- _Task description_:
I'd like the number of lines in the material below that include the word "label", written with no other text.

- _Given entries_:
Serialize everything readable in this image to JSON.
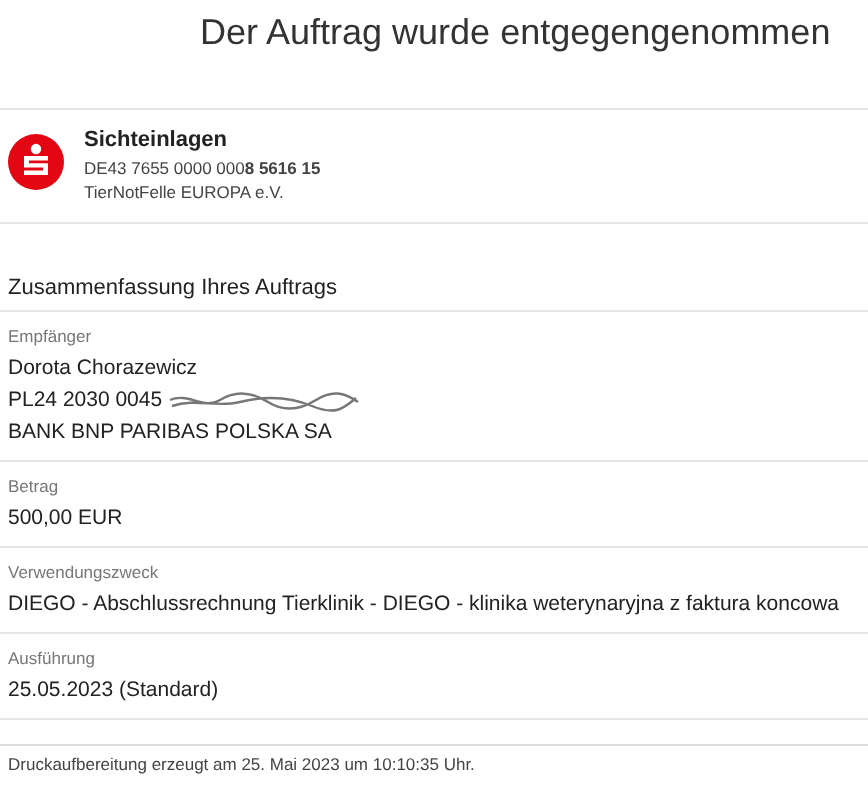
{
  "title": "Der Auftrag wurde entgegengenommen",
  "account": {
    "name": "Sichteinlagen",
    "iban": "DE43 7655 0000 000**8 5616 15**",
    "holder": "TierNotFelle EUROPA e.V."
  },
  "summary": {
    "heading": "Zusammenfassung Ihres Auftrags",
    "fields": [
      {
        "label": "Empfänger",
        "lines": [
          {
            "text": "Dorota Chorazewicz",
            "obscured": false
          },
          {
            "text": "PL24 2030 0045",
            "obscured": true
          },
          {
            "text": "BANK BNP PARIBAS POLSKA SA",
            "obscured": false
          }
        ]
      },
      {
        "label": "Betrag",
        "lines": [
          {
            "text": "500,00 EUR",
            "obscured": false
          }
        ]
      },
      {
        "label": "Verwendungszweck",
        "lines": [
          {
            "text": "DIEGO - Abschlussrechnung Tierklinik - DIEGO - klinika weterynaryjna z faktura koncowa",
            "obscured": false
          }
        ]
      },
      {
        "label": "Ausführung",
        "lines": [
          {
            "text": "25.05.2023 (Standard)",
            "obscured": false
          }
        ]
      }
    ]
  },
  "footer": "Druckaufbereitung erzeugt am 25. Mai 2023 um 10:10:35 Uhr."
}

- _Output of the task_:
4